# The exercise
Transcribe the records below in full; pictures stay out of the copy.
start
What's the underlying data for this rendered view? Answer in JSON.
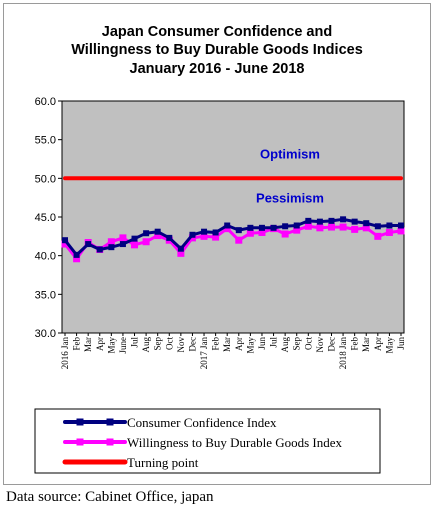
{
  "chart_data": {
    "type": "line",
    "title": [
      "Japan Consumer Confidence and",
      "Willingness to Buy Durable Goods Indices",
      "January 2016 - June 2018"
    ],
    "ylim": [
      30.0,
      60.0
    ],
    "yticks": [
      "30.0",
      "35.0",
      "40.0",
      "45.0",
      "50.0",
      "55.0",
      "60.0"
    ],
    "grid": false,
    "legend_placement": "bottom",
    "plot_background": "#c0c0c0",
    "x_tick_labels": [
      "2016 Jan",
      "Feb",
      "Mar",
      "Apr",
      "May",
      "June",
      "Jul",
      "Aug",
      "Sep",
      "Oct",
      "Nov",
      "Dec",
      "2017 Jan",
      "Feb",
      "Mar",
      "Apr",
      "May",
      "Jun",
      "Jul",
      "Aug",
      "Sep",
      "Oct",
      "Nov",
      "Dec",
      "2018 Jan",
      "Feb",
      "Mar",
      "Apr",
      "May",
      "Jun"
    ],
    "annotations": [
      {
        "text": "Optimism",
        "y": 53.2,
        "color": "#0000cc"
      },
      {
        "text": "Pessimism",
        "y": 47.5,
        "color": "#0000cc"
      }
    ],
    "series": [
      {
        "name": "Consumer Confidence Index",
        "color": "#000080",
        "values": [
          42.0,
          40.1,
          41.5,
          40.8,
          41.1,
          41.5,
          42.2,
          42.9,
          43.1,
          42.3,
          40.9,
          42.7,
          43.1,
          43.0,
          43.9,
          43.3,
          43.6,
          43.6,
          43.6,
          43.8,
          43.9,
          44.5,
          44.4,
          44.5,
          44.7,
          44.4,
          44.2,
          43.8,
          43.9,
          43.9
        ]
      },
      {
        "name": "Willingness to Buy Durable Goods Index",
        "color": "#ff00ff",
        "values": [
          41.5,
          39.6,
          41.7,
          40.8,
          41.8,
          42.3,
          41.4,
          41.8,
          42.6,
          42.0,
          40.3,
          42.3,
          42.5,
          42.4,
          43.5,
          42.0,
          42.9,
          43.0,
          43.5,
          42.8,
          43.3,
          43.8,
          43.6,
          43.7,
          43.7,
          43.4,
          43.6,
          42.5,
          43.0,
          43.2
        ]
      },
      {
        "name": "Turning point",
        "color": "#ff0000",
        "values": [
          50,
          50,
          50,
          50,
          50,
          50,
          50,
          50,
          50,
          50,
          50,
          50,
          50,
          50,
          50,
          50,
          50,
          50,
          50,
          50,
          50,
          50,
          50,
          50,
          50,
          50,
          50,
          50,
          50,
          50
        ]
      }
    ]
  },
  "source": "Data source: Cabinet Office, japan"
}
end
# Answer
What's the underlying data for this rendered view? Answer in JSON.
{
  "chart_data": {
    "type": "line",
    "title": [
      "Japan Consumer Confidence and",
      "Willingness to Buy Durable Goods Indices",
      "January 2016 - June 2018"
    ],
    "ylim": [
      30.0,
      60.0
    ],
    "yticks": [
      "30.0",
      "35.0",
      "40.0",
      "45.0",
      "50.0",
      "55.0",
      "60.0"
    ],
    "grid": false,
    "legend_placement": "bottom",
    "plot_background": "#c0c0c0",
    "x_tick_labels": [
      "2016 Jan",
      "Feb",
      "Mar",
      "Apr",
      "May",
      "June",
      "Jul",
      "Aug",
      "Sep",
      "Oct",
      "Nov",
      "Dec",
      "2017 Jan",
      "Feb",
      "Mar",
      "Apr",
      "May",
      "Jun",
      "Jul",
      "Aug",
      "Sep",
      "Oct",
      "Nov",
      "Dec",
      "2018 Jan",
      "Feb",
      "Mar",
      "Apr",
      "May",
      "Jun"
    ],
    "annotations": [
      {
        "text": "Optimism",
        "y": 53.2,
        "color": "#0000cc"
      },
      {
        "text": "Pessimism",
        "y": 47.5,
        "color": "#0000cc"
      }
    ],
    "series": [
      {
        "name": "Consumer Confidence Index",
        "color": "#000080",
        "values": [
          42.0,
          40.1,
          41.5,
          40.8,
          41.1,
          41.5,
          42.2,
          42.9,
          43.1,
          42.3,
          40.9,
          42.7,
          43.1,
          43.0,
          43.9,
          43.3,
          43.6,
          43.6,
          43.6,
          43.8,
          43.9,
          44.5,
          44.4,
          44.5,
          44.7,
          44.4,
          44.2,
          43.8,
          43.9,
          43.9
        ]
      },
      {
        "name": "Willingness to Buy Durable Goods Index",
        "color": "#ff00ff",
        "values": [
          41.5,
          39.6,
          41.7,
          40.8,
          41.8,
          42.3,
          41.4,
          41.8,
          42.6,
          42.0,
          40.3,
          42.3,
          42.5,
          42.4,
          43.5,
          42.0,
          42.9,
          43.0,
          43.5,
          42.8,
          43.3,
          43.8,
          43.6,
          43.7,
          43.7,
          43.4,
          43.6,
          42.5,
          43.0,
          43.2
        ]
      },
      {
        "name": "Turning point",
        "color": "#ff0000",
        "values": [
          50,
          50,
          50,
          50,
          50,
          50,
          50,
          50,
          50,
          50,
          50,
          50,
          50,
          50,
          50,
          50,
          50,
          50,
          50,
          50,
          50,
          50,
          50,
          50,
          50,
          50,
          50,
          50,
          50,
          50
        ]
      }
    ]
  },
  "source": "Data source: Cabinet Office, japan"
}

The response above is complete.